The exercise —
Whenever a line below holds the word "Polsce", copy that line.

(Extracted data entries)
------------------------------------------------------------------------
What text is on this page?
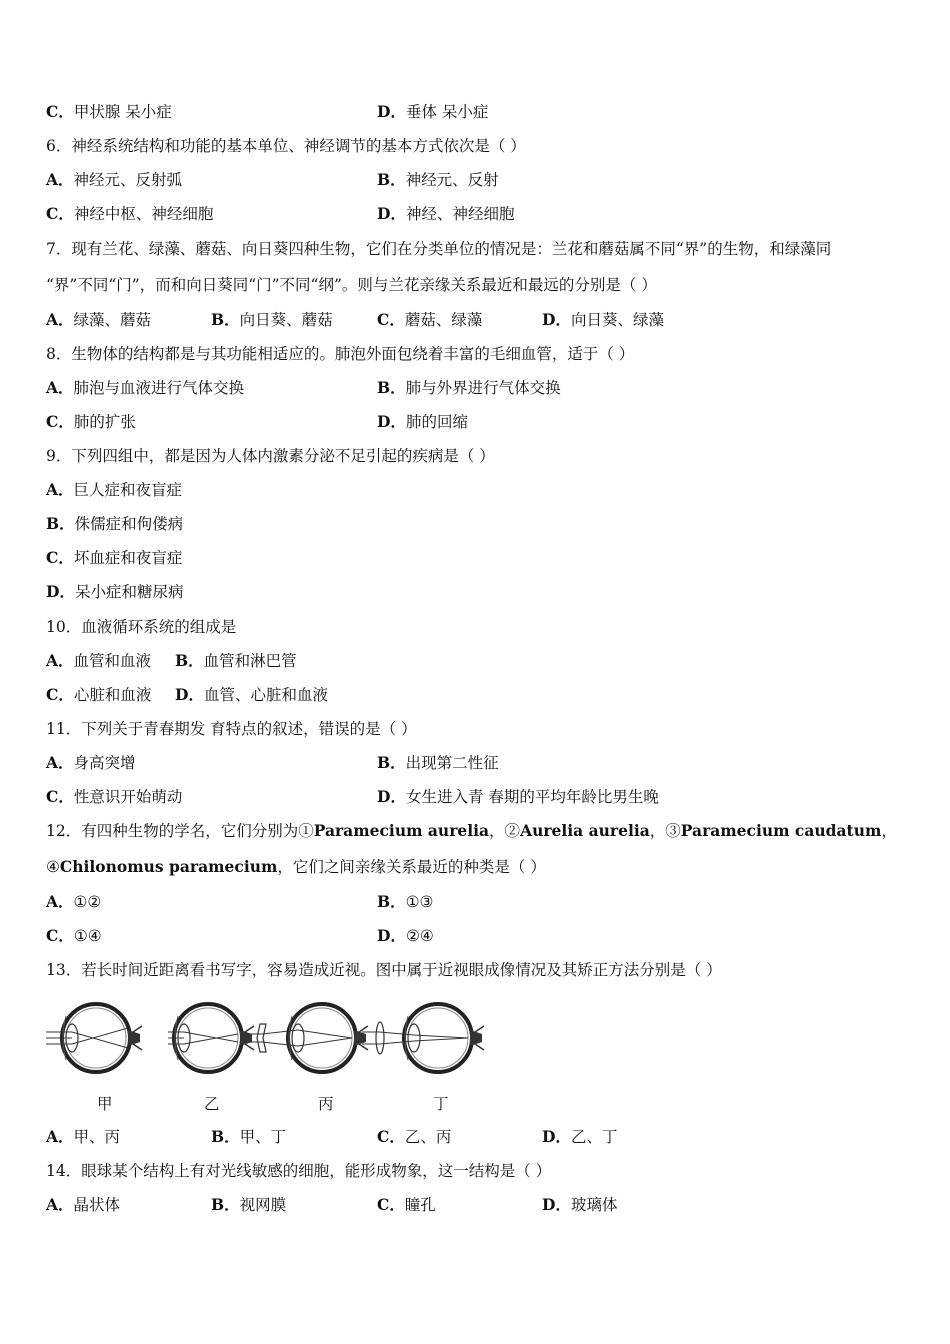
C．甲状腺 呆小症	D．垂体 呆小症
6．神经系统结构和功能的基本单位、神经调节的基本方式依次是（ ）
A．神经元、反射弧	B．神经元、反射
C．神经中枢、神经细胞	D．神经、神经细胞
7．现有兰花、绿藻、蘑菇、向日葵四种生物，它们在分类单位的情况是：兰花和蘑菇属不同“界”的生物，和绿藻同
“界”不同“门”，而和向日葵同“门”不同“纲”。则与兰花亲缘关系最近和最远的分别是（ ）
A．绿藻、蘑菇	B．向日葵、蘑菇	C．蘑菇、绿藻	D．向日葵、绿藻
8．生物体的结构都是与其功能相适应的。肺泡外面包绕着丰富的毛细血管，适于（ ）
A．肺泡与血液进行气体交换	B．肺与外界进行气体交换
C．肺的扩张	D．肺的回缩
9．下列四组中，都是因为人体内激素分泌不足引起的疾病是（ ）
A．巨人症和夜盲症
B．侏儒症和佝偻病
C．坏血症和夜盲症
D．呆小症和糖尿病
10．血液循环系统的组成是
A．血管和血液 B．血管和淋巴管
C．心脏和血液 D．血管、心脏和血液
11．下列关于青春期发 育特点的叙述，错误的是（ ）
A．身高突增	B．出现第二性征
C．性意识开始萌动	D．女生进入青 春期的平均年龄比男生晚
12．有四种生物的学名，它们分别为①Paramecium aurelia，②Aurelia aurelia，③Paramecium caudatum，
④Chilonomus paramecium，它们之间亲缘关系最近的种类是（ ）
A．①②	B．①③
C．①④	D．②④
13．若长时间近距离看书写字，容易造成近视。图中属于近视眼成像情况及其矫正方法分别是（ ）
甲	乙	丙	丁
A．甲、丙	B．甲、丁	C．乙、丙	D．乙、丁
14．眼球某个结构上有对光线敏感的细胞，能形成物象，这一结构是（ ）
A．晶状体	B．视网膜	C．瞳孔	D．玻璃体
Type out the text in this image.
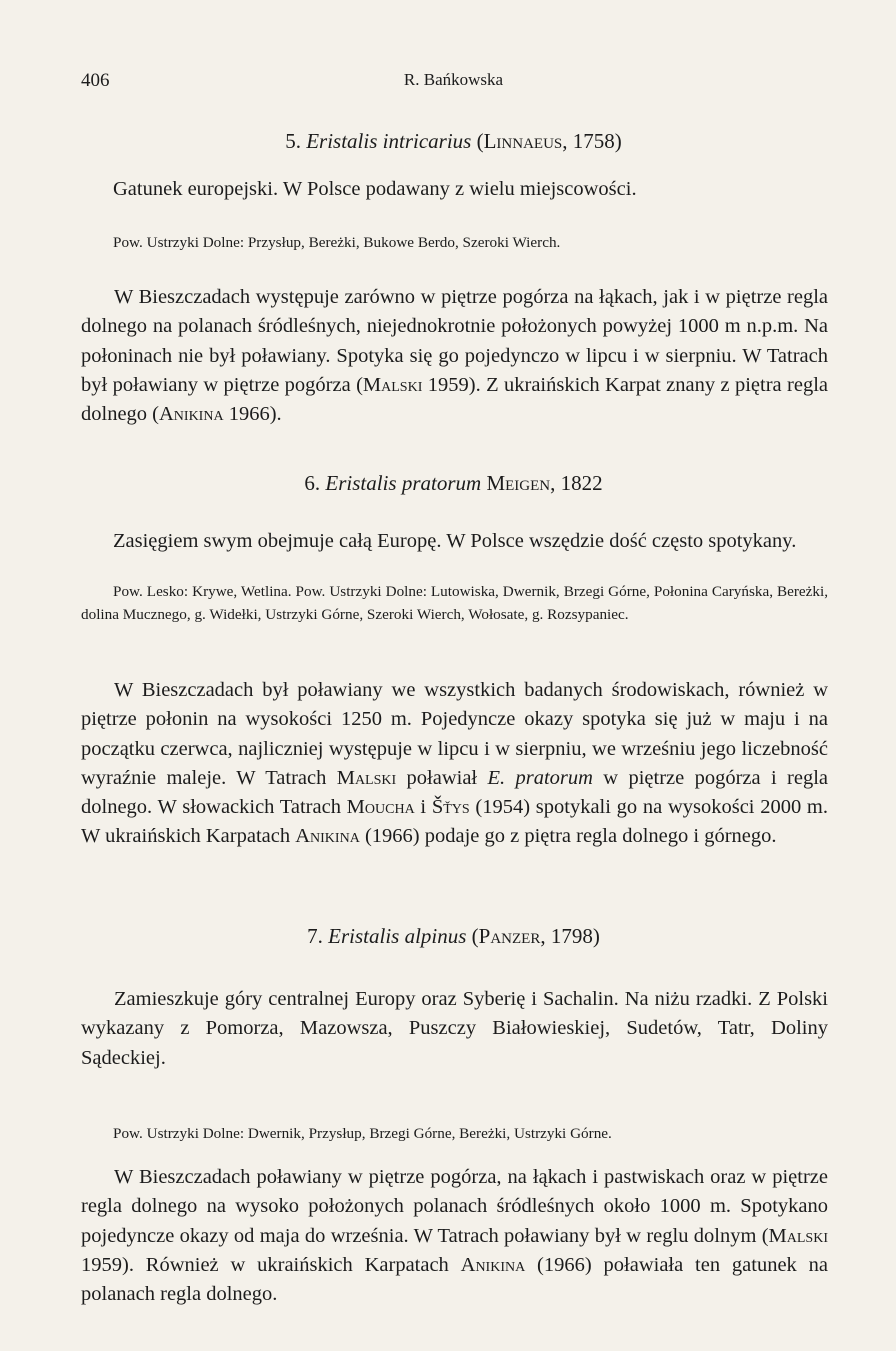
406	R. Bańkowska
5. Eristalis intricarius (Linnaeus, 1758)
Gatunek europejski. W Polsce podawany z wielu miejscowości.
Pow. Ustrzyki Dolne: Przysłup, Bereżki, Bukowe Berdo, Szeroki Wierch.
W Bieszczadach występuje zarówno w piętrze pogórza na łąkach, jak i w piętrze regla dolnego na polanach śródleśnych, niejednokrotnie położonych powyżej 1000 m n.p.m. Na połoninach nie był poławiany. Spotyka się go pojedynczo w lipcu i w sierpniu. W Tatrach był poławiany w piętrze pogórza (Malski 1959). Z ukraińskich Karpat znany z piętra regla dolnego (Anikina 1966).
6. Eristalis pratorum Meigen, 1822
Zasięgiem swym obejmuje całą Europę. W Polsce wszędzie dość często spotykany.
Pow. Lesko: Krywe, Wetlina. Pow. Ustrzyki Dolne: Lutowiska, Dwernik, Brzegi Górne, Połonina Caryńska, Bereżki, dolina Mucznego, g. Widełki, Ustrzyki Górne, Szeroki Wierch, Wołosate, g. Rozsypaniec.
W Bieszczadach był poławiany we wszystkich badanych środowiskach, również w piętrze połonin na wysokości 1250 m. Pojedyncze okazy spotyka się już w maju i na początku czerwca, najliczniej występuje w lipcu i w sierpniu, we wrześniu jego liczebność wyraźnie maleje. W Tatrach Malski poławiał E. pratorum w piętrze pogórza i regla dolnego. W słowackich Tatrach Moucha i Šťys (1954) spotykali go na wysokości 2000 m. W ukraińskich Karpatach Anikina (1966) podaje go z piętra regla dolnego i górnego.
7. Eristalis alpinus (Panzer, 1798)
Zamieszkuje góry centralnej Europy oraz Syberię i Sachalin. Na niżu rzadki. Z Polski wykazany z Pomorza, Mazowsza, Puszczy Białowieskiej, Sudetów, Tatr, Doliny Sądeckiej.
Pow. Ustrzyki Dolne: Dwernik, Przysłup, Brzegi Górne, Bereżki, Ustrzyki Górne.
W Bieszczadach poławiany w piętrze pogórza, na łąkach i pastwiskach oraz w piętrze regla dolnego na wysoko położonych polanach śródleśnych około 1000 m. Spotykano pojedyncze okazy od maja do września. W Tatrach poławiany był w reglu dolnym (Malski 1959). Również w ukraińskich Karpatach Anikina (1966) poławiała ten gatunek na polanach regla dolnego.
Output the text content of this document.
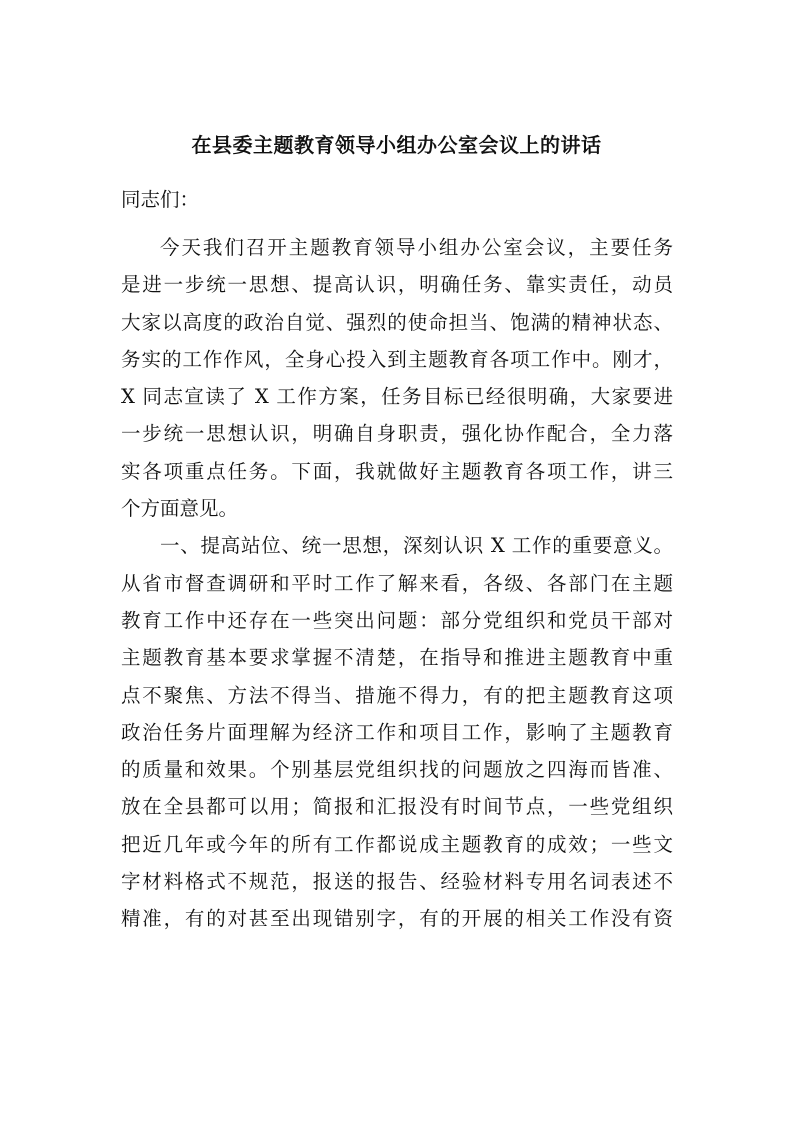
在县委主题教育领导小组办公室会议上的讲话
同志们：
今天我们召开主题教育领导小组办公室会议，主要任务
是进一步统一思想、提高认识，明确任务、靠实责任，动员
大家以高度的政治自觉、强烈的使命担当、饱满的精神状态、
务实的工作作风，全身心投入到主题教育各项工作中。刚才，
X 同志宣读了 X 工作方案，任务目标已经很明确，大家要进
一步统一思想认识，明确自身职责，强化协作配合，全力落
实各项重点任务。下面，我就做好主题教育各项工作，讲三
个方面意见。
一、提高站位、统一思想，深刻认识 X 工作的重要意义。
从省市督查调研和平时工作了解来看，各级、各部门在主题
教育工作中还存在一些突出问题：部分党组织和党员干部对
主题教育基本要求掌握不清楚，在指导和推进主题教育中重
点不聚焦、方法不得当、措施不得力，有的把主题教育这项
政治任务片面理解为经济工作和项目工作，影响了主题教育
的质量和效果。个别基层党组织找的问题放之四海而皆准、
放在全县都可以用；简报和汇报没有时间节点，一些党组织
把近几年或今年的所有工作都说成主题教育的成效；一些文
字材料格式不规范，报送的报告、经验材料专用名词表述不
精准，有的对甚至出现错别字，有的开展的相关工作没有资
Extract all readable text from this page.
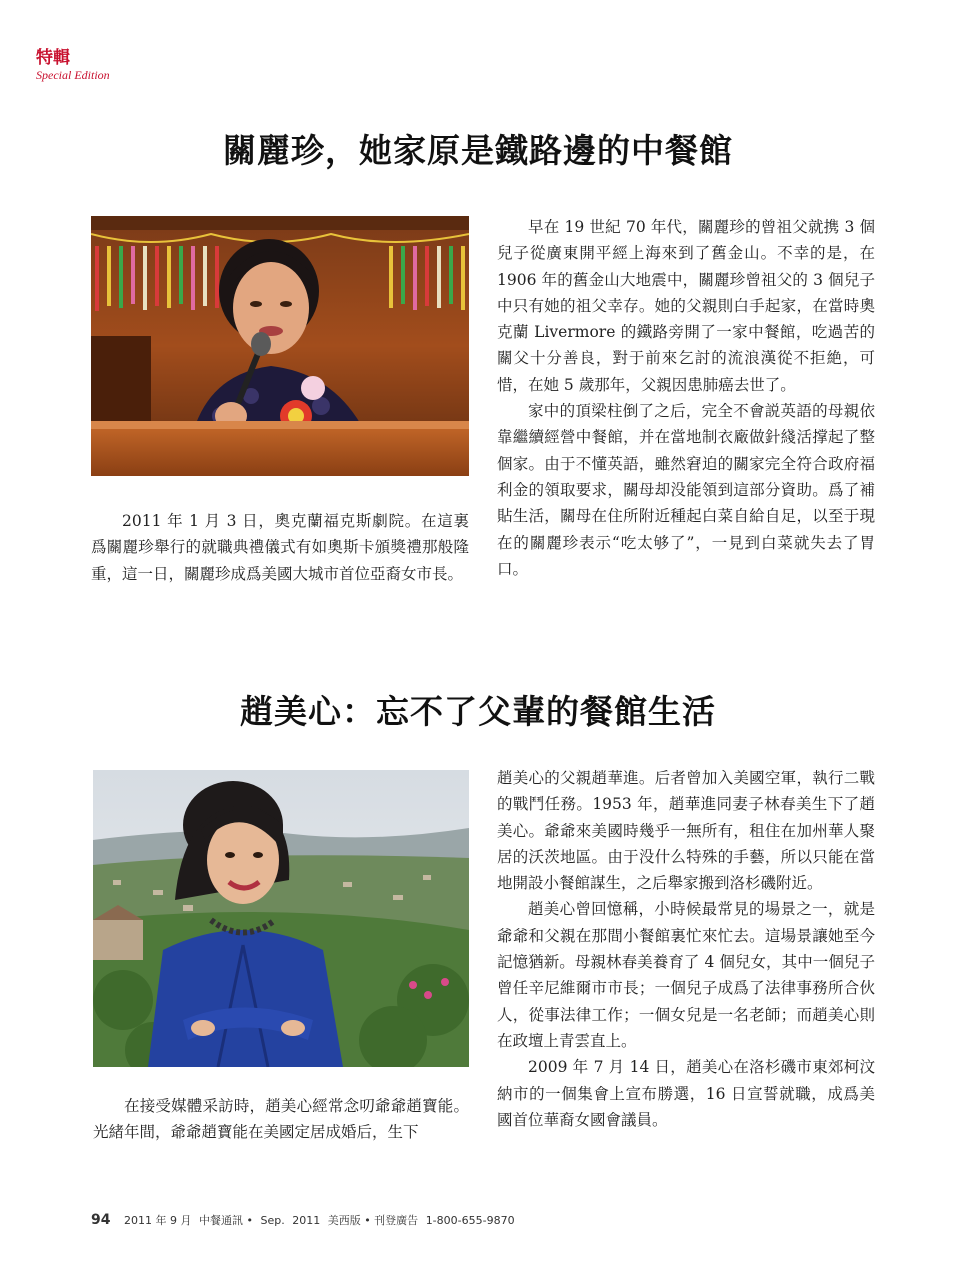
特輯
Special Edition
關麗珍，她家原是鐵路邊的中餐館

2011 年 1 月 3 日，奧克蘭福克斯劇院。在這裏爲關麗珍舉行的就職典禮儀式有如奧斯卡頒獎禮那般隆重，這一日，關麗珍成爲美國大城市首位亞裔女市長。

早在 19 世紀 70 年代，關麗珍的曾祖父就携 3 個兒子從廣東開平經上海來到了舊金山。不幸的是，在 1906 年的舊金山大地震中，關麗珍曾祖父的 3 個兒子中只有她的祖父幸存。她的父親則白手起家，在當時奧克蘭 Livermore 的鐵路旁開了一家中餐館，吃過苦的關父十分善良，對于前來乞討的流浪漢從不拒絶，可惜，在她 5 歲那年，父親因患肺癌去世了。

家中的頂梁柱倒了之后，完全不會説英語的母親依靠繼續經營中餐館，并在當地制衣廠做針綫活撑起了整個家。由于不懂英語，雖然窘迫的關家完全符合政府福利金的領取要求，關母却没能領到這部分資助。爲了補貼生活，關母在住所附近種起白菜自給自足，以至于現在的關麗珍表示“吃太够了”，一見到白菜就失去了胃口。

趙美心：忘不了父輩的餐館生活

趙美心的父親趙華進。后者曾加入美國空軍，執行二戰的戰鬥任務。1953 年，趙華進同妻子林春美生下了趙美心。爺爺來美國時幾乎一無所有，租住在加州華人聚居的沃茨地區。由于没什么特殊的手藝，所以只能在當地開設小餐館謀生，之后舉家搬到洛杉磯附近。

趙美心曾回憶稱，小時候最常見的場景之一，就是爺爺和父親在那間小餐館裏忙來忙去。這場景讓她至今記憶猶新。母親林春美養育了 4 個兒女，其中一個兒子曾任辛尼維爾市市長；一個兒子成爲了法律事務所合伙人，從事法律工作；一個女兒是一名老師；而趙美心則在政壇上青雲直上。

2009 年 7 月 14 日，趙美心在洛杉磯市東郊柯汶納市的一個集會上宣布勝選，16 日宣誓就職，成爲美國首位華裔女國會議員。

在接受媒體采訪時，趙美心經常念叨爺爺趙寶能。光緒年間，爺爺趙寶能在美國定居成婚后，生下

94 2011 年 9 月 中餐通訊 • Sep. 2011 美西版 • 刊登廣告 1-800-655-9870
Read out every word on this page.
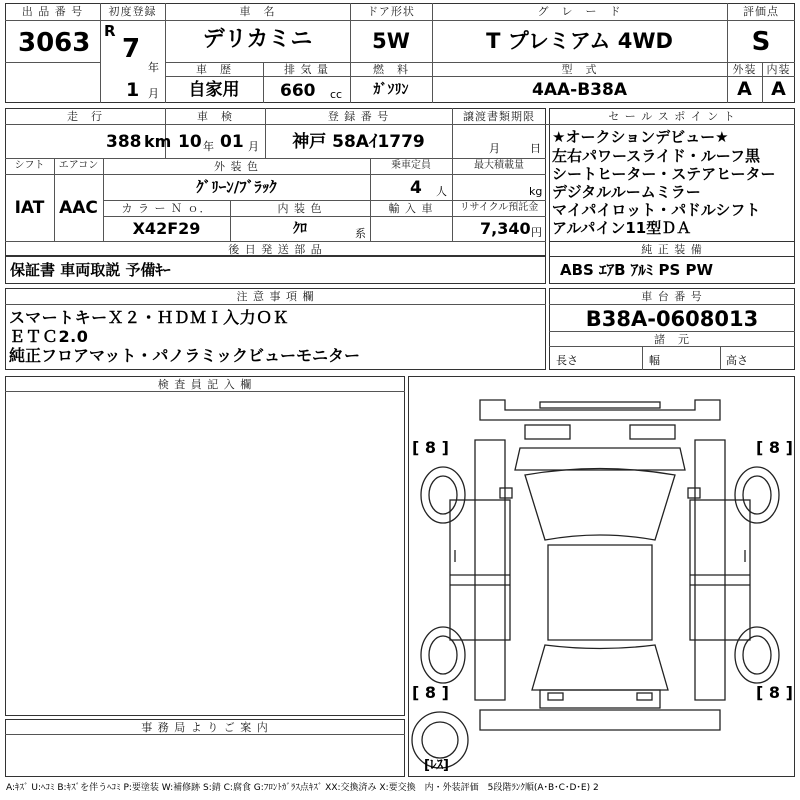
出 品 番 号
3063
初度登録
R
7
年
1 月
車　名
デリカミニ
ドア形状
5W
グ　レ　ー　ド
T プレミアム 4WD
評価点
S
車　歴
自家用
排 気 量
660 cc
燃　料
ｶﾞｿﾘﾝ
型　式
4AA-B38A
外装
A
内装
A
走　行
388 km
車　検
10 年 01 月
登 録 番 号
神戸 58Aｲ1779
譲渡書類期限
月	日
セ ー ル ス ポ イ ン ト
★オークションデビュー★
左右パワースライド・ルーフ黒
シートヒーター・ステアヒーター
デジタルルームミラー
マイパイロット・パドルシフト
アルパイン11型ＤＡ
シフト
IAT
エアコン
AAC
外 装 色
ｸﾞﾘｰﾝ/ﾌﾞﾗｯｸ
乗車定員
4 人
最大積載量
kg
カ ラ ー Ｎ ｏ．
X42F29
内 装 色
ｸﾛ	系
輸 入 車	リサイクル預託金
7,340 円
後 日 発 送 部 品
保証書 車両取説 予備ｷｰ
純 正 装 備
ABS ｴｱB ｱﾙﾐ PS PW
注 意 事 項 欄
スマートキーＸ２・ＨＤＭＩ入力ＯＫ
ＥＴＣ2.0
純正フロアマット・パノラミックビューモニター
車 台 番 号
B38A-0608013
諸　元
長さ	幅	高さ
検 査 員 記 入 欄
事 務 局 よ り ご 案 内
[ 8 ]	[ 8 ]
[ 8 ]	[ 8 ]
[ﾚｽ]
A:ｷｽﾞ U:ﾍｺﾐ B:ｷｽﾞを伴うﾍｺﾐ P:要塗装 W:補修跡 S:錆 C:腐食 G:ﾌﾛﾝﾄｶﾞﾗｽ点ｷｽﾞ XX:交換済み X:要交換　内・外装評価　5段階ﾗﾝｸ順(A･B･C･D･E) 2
------------------------------------------------------------------------
Complete output —
Gatunek europejski. W Polsce podawany z wielu miejscowości.
Zasięgiem swym obejmuje całą Europę. W Polsce wszędzie dość często spotykany.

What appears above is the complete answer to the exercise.